===== Input

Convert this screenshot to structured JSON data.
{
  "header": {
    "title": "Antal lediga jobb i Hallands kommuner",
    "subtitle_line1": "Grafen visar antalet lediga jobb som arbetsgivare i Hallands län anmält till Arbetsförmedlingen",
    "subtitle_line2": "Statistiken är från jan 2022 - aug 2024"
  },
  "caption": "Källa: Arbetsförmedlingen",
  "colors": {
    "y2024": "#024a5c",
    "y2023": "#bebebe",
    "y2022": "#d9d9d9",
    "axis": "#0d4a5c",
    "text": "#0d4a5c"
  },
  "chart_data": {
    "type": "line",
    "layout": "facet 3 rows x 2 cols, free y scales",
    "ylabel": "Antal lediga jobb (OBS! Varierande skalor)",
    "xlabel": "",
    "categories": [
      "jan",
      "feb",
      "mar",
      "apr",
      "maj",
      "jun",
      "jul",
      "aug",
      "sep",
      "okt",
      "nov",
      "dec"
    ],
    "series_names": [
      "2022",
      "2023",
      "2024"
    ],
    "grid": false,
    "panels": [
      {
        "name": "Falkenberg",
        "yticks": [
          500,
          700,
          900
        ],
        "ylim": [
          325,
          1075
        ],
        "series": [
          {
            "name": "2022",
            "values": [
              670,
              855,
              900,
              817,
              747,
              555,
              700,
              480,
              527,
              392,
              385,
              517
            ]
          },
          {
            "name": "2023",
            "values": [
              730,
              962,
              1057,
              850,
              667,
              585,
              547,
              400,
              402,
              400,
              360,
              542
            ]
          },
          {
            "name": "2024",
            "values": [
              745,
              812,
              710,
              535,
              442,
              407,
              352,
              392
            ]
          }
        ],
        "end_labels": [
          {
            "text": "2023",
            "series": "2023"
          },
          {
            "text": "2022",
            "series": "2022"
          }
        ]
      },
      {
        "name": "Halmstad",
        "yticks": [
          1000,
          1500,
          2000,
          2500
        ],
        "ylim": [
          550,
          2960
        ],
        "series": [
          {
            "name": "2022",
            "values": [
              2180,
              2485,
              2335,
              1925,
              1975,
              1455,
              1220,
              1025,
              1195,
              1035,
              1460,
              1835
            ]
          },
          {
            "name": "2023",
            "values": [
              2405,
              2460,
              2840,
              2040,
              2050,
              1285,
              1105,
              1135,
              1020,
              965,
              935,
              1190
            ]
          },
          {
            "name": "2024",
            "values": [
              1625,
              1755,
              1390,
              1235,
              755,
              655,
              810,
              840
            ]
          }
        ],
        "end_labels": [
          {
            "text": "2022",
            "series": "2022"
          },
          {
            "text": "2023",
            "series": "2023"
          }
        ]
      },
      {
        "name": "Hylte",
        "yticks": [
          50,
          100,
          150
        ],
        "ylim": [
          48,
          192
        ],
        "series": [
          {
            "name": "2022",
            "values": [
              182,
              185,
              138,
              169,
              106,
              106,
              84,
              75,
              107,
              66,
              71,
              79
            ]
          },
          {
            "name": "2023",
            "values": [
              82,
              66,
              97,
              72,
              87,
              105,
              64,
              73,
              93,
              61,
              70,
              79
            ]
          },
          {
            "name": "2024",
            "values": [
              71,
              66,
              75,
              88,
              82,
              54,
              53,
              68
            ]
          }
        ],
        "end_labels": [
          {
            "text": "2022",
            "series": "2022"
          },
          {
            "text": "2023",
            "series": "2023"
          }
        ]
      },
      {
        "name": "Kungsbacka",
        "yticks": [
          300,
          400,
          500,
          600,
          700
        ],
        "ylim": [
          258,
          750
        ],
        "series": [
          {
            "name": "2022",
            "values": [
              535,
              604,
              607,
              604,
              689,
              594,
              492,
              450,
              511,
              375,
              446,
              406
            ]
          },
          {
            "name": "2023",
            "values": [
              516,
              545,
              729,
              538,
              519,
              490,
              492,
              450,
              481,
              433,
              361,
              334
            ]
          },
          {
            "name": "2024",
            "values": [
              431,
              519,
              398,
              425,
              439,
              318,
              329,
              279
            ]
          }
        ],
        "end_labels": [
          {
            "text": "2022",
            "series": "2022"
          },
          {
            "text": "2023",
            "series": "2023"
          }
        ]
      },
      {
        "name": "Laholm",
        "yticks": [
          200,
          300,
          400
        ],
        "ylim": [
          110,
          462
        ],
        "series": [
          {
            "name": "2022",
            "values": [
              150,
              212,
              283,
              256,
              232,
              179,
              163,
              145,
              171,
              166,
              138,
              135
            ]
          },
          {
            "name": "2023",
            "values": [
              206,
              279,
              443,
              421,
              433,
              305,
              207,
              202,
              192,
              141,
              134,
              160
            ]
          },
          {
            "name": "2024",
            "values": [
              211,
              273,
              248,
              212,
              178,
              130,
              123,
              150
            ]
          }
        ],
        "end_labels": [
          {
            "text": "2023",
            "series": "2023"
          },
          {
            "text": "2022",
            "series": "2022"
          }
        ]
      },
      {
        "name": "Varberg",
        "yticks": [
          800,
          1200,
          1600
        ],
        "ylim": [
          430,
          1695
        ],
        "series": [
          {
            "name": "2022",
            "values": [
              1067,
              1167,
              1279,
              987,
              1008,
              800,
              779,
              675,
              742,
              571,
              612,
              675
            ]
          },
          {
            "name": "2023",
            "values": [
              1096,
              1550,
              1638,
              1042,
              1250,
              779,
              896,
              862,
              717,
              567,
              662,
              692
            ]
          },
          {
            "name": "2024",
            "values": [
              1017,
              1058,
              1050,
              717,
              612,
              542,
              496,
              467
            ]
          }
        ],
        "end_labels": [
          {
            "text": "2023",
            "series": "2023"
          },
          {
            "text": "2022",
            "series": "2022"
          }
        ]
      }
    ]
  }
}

==========

### Exercise details
Find the lines containing "jobb" and list every one of them.

### Output of the task
    "title": "Antal lediga jobb i Hallands kommuner",
    "subtitle_line1": "Grafen visar antalet lediga jobb som arbetsgivare i Hallands län anmält till Arbetsförmedlingen",
    "ylabel": "Antal lediga jobb (OBS! Varierande skalor)",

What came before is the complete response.